§ **Raw records**
## Begin

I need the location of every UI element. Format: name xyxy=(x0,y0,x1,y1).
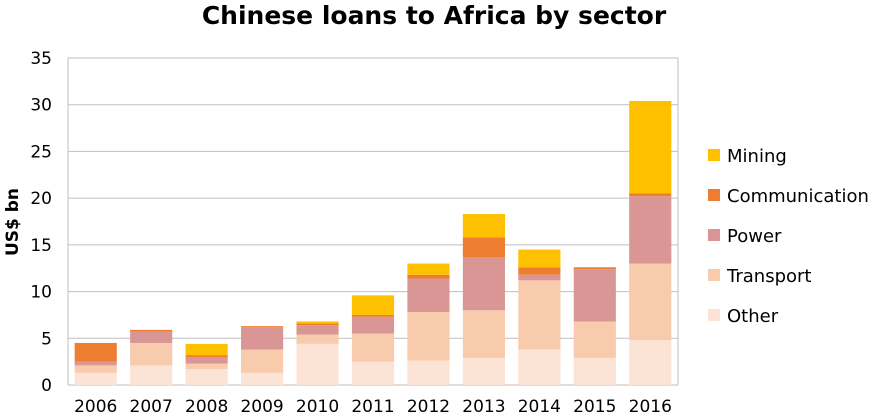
bar-mining-2008 xyxy=(185,343,228,356)
bar-other-2015 xyxy=(573,357,616,385)
x-tick-label: 2009 xyxy=(240,397,283,417)
x-tick-label: 2007 xyxy=(130,397,173,417)
y-tick-label: 0 xyxy=(41,376,52,396)
legend-label-power: Power xyxy=(727,226,782,247)
bar-power-2013 xyxy=(462,257,505,311)
bar-communication-2013 xyxy=(462,237,505,258)
chart-title: Chinese loans to Africa by sector xyxy=(202,1,667,30)
bar-communication-2009 xyxy=(241,326,284,328)
x-tick-label: 2014 xyxy=(518,397,561,417)
bar-mining-2010 xyxy=(296,321,339,324)
x-tick-label: 2011 xyxy=(351,397,394,417)
bar-transport-2014 xyxy=(518,280,561,350)
bar-power-2012 xyxy=(407,278,450,313)
bar-other-2014 xyxy=(518,349,561,385)
bar-power-2006 xyxy=(74,361,117,366)
bar-communication-2011 xyxy=(351,314,395,317)
bar-other-2006 xyxy=(74,372,117,385)
bar-other-2016 xyxy=(629,340,672,385)
y-tick-label: 35 xyxy=(30,49,52,69)
bar-communication-2016 xyxy=(629,193,672,197)
bar-transport-2013 xyxy=(462,310,505,358)
bar-mining-2011 xyxy=(351,295,395,315)
bar-communication-2015 xyxy=(573,267,616,270)
bar-other-2010 xyxy=(296,343,339,385)
x-tick-label: 2010 xyxy=(296,397,339,417)
bar-communication-2010 xyxy=(296,323,339,326)
bar-power-2015 xyxy=(573,269,616,322)
legend-label-transport: Transport xyxy=(726,266,811,287)
bar-power-2011 xyxy=(351,316,395,334)
bar-communication-2014 xyxy=(518,267,561,275)
x-tick-label: 2013 xyxy=(462,397,505,417)
bar-communication-2007 xyxy=(130,329,173,332)
bar-power-2016 xyxy=(629,196,672,264)
y-tick-label: 25 xyxy=(30,142,52,162)
bar-power-2014 xyxy=(518,274,561,281)
bar-power-2008 xyxy=(185,356,228,364)
y-tick-label: 20 xyxy=(30,189,52,209)
y-tick-label: 5 xyxy=(41,329,52,349)
x-tick-label: 2012 xyxy=(407,397,450,417)
bar-power-2007 xyxy=(130,331,173,343)
bar-transport-2011 xyxy=(351,333,395,362)
legend-swatch-transport xyxy=(708,269,720,281)
legend-swatch-communication xyxy=(708,189,720,201)
legend-label-other: Other xyxy=(727,306,779,327)
bar-communication-2006 xyxy=(74,342,117,362)
bar-other-2008 xyxy=(185,369,228,385)
bar-mining-2013 xyxy=(462,214,505,238)
bar-mining-2014 xyxy=(518,249,561,268)
x-tick-label: 2008 xyxy=(185,397,228,417)
bar-mining-2012 xyxy=(407,263,450,275)
legend-swatch-mining xyxy=(708,149,720,161)
y-axis-ticks: 0 5 10 15 20 25 30 35 xyxy=(30,49,52,396)
y-axis-label: US$ bn xyxy=(3,188,23,256)
bar-other-2012 xyxy=(407,360,450,385)
bar-transport-2016 xyxy=(629,263,672,341)
x-tick-label: 2015 xyxy=(573,397,616,417)
legend-label-mining: Mining xyxy=(727,146,787,167)
y-tick-label: 30 xyxy=(30,96,52,116)
legend-label-communication: Communication xyxy=(727,186,869,207)
bar-transport-2006 xyxy=(74,365,117,373)
legend-swatch-power xyxy=(708,229,720,241)
bar-power-2009 xyxy=(241,327,284,350)
bar-transport-2012 xyxy=(407,312,450,361)
bar-other-2011 xyxy=(351,361,395,385)
bar-transport-2010 xyxy=(296,334,339,344)
bar-power-2010 xyxy=(296,325,339,335)
bar-other-2009 xyxy=(241,372,284,385)
bars xyxy=(74,100,672,385)
x-tick-label: 2016 xyxy=(629,397,672,417)
legend: Mining Communication Power Transport Other xyxy=(708,146,869,327)
bar-communication-2008 xyxy=(185,355,228,357)
x-tick-label: 2006 xyxy=(74,397,117,417)
bar-transport-2008 xyxy=(185,363,228,370)
bar-transport-2009 xyxy=(241,349,284,373)
bar-transport-2007 xyxy=(130,342,173,366)
bar-other-2013 xyxy=(462,357,505,385)
bar-communication-2012 xyxy=(407,274,450,279)
legend-swatch-other xyxy=(708,309,720,321)
y-tick-label: 15 xyxy=(30,236,52,256)
bar-mining-2016 xyxy=(629,100,672,194)
bar-other-2007 xyxy=(130,365,173,385)
y-tick-label: 10 xyxy=(30,283,52,303)
x-axis-ticks: 2006 2007 2008 2009 2010 2011 2012 2013 2014 2015… xyxy=(74,397,672,417)
bar-transport-2015 xyxy=(573,321,616,358)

## End

Copy every line of the records above word for word, but leave out the pictures.

§ **ANSWER TO THIS TASK**
I need the location of every UI element. Format: name xyxy=(x0,y0,x1,y1).
bar-mining-2008 xyxy=(185,343,228,356)
bar-other-2015 xyxy=(573,357,616,385)
x-tick-label: 2009 xyxy=(240,397,283,417)
x-tick-label: 2007 xyxy=(130,397,173,417)
y-tick-label: 0 xyxy=(41,376,52,396)
legend-label-power: Power xyxy=(727,226,782,247)
bar-power-2013 xyxy=(462,257,505,311)
bar-communication-2013 xyxy=(462,237,505,258)
chart-title: Chinese loans to Africa by sector xyxy=(202,1,667,30)
bar-communication-2009 xyxy=(241,326,284,328)
x-tick-label: 2014 xyxy=(518,397,561,417)
bar-mining-2010 xyxy=(296,321,339,324)
x-tick-label: 2011 xyxy=(351,397,394,417)
bar-transport-2014 xyxy=(518,280,561,350)
bar-power-2012 xyxy=(407,278,450,313)
bar-other-2014 xyxy=(518,349,561,385)
bar-power-2006 xyxy=(74,361,117,366)
bar-communication-2011 xyxy=(351,314,395,317)
bar-other-2006 xyxy=(74,372,117,385)
bar-other-2016 xyxy=(629,340,672,385)
y-tick-label: 35 xyxy=(30,49,52,69)
bar-communication-2016 xyxy=(629,193,672,197)
bar-transport-2013 xyxy=(462,310,505,358)
bar-mining-2011 xyxy=(351,295,395,315)
bar-communication-2015 xyxy=(573,267,616,270)
bar-other-2010 xyxy=(296,343,339,385)
x-tick-label: 2010 xyxy=(296,397,339,417)
bar-communication-2010 xyxy=(296,323,339,326)
bar-power-2015 xyxy=(573,269,616,322)
legend-label-transport: Transport xyxy=(726,266,811,287)
bar-power-2011 xyxy=(351,316,395,334)
bar-communication-2014 xyxy=(518,267,561,275)
x-tick-label: 2013 xyxy=(462,397,505,417)
bar-communication-2007 xyxy=(130,329,173,332)
bar-power-2016 xyxy=(629,196,672,264)
y-tick-label: 25 xyxy=(30,142,52,162)
bar-power-2014 xyxy=(518,274,561,281)
bar-power-2008 xyxy=(185,356,228,364)
y-tick-label: 20 xyxy=(30,189,52,209)
y-tick-label: 5 xyxy=(41,329,52,349)
x-tick-label: 2012 xyxy=(407,397,450,417)
bar-power-2007 xyxy=(130,331,173,343)
bar-transport-2011 xyxy=(351,333,395,362)
legend-swatch-transport xyxy=(708,269,720,281)
legend-swatch-communication xyxy=(708,189,720,201)
legend-label-other: Other xyxy=(727,306,779,327)
bar-communication-2006 xyxy=(74,342,117,362)
bar-other-2008 xyxy=(185,369,228,385)
bar-mining-2013 xyxy=(462,214,505,238)
bar-mining-2014 xyxy=(518,249,561,268)
x-tick-label: 2008 xyxy=(185,397,228,417)
bar-mining-2012 xyxy=(407,263,450,275)
legend-swatch-mining xyxy=(708,149,720,161)
y-axis-ticks: 0 5 10 15 20 25 30 35 xyxy=(30,49,52,396)
y-axis-label: US$ bn xyxy=(3,188,23,256)
bar-other-2012 xyxy=(407,360,450,385)
bar-transport-2016 xyxy=(629,263,672,341)
x-tick-label: 2015 xyxy=(573,397,616,417)
legend-label-mining: Mining xyxy=(727,146,787,167)
y-tick-label: 30 xyxy=(30,96,52,116)
legend-label-communication: Communication xyxy=(727,186,869,207)
bar-transport-2006 xyxy=(74,365,117,373)
legend-swatch-power xyxy=(708,229,720,241)
bar-power-2009 xyxy=(241,327,284,350)
bar-transport-2012 xyxy=(407,312,450,361)
bar-other-2011 xyxy=(351,361,395,385)
bar-transport-2010 xyxy=(296,334,339,344)
bar-power-2010 xyxy=(296,325,339,335)
bar-other-2009 xyxy=(241,372,284,385)
bars xyxy=(74,100,672,385)
x-tick-label: 2016 xyxy=(629,397,672,417)
legend: Mining Communication Power Transport Other xyxy=(708,146,869,327)
bar-communication-2008 xyxy=(185,355,228,357)
x-tick-label: 2006 xyxy=(74,397,117,417)
bar-transport-2008 xyxy=(185,363,228,370)
bar-transport-2009 xyxy=(241,349,284,373)
bar-transport-2007 xyxy=(130,342,173,366)
bar-other-2013 xyxy=(462,357,505,385)
bar-communication-2012 xyxy=(407,274,450,279)
legend-swatch-other xyxy=(708,309,720,321)
y-tick-label: 15 xyxy=(30,236,52,256)
bar-mining-2016 xyxy=(629,100,672,194)
bar-other-2007 xyxy=(130,365,173,385)
y-tick-label: 10 xyxy=(30,283,52,303)
x-axis-ticks: 2006 2007 2008 2009 2010 2011 2012 2013 2014 2015… xyxy=(74,397,672,417)
bar-transport-2015 xyxy=(573,321,616,358)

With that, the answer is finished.